Collected data entries:
::::::

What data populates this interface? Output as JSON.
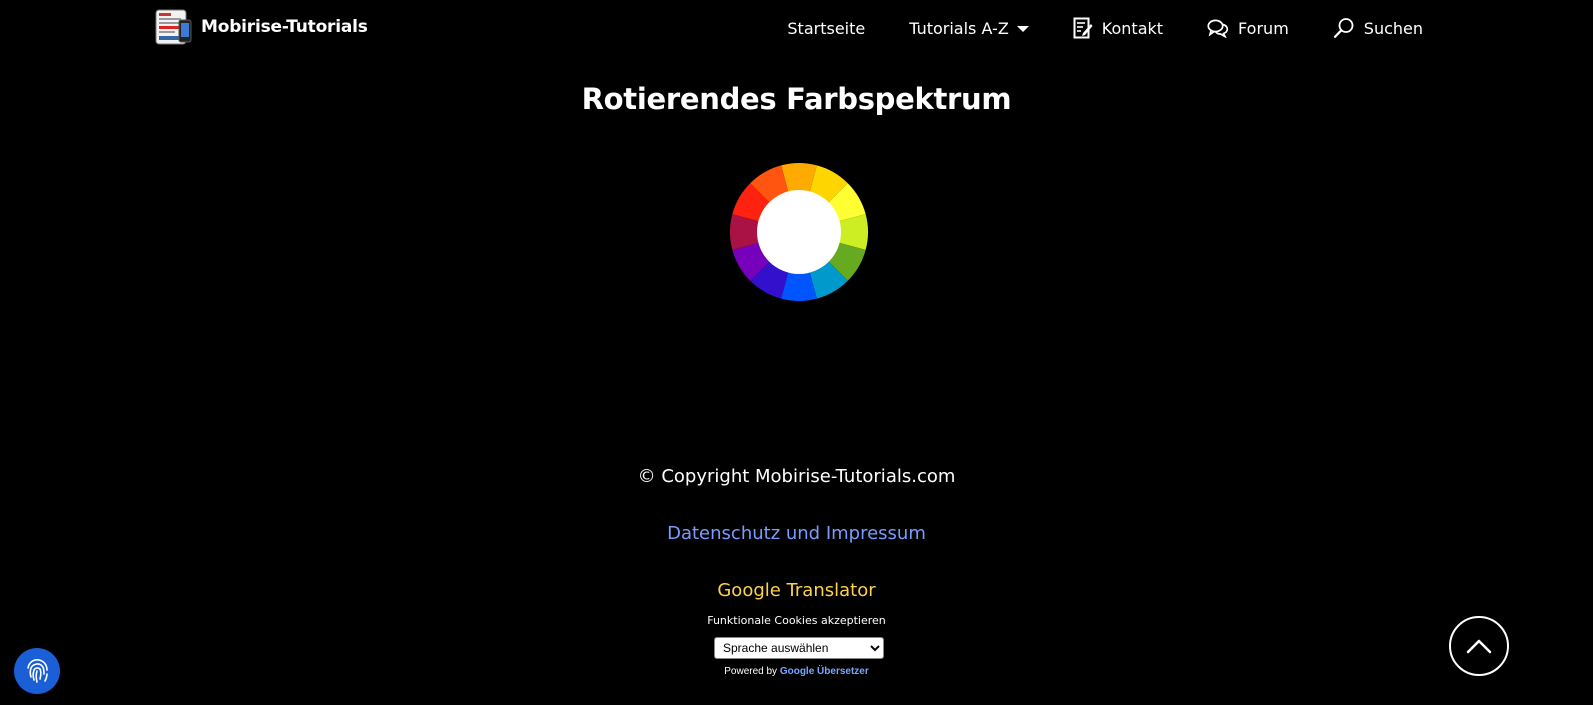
{
  "navbar": {
    "brand_name": "Mobirise-Tutorials",
    "items": [
      {
        "label": "Startseite",
        "icon": ""
      },
      {
        "label": "Tutorials A-Z",
        "icon": "chevron-down-icon"
      },
      {
        "label": "Kontakt",
        "icon": "edit-note-icon"
      },
      {
        "label": "Forum",
        "icon": "chat-bubbles-icon"
      },
      {
        "label": "Suchen",
        "icon": "search-icon"
      }
    ]
  },
  "main": {
    "title": "Rotierendes Farbspektrum",
    "wheel_colors": [
      "#ffaa00",
      "#ffd500",
      "#ffff33",
      "#ccee22",
      "#66aa22",
      "#0099cc",
      "#0055ff",
      "#3311cc",
      "#7700bb",
      "#aa1144",
      "#ff2211",
      "#ff5511"
    ]
  },
  "footer": {
    "copyright": "© Copyright Mobirise-Tutorials.com",
    "privacy_link": "Datenschutz und Impressum",
    "translator_title": "Google Translator",
    "cookies_label": "Funktionale Cookies akzeptieren",
    "language_select": "Sprache auswählen",
    "powered_by": "Powered by",
    "powered_link": "Google Übersetzer"
  },
  "colors": {
    "background": "#000000",
    "link": "#7a9cff",
    "translator_title": "#ffd24d",
    "fingerprint_button": "#1a5fd6"
  }
}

::::::

Show all lines from the data above in which the word "icon" appears.

-- Task output --
        "icon": ""
        "icon": "chevron-down-icon"
        "icon": "edit-note-icon"
        "icon": "chat-bubbles-icon"
        "icon": "search-icon"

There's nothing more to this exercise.